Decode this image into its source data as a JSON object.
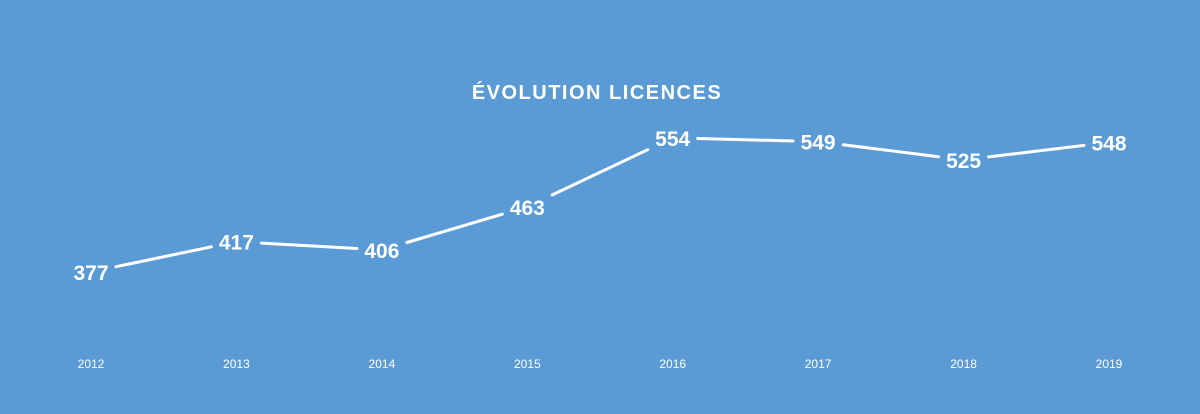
{
  "colors": {
    "background": "#5b9bd5",
    "line": "#ffffff",
    "text": "#ffffff"
  },
  "chart_data": {
    "type": "line",
    "title": "ÉVOLUTION LICENCES",
    "categories": [
      "2012",
      "2013",
      "2014",
      "2015",
      "2016",
      "2017",
      "2018",
      "2019"
    ],
    "series": [
      {
        "values": [
          377,
          417,
          406,
          463,
          554,
          549,
          525,
          548
        ]
      }
    ],
    "data_labels": [
      "377",
      "417",
      "406",
      "463",
      "554",
      "549",
      "525",
      "548"
    ],
    "ylim": [
      0,
      600
    ],
    "grid": false,
    "legend": "none"
  }
}
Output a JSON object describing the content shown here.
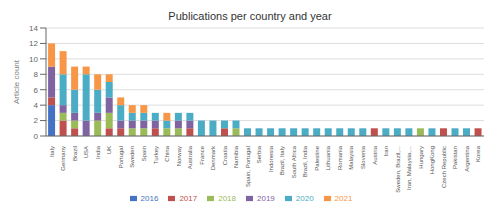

### Task to complete
Copy each line of the records precisely and drop any images they hold.

### In response
Decode this image into its source data as a JSON object.
{
  "colors": {
    "background": "#5b9bd5",
    "line": "#ffffff",
    "text": "#ffffff"
  },
  "chart_data": {
    "type": "line",
    "title": "ÉVOLUTION LICENCES",
    "categories": [
      "2012",
      "2013",
      "2014",
      "2015",
      "2016",
      "2017",
      "2018",
      "2019"
    ],
    "series": [
      {
        "values": [
          377,
          417,
          406,
          463,
          554,
          549,
          525,
          548
        ]
      }
    ],
    "data_labels": [
      "377",
      "417",
      "406",
      "463",
      "554",
      "549",
      "525",
      "548"
    ],
    "ylim": [
      0,
      600
    ],
    "grid": false,
    "legend": "none"
  }
}
Output a JSON object describing the content shown here.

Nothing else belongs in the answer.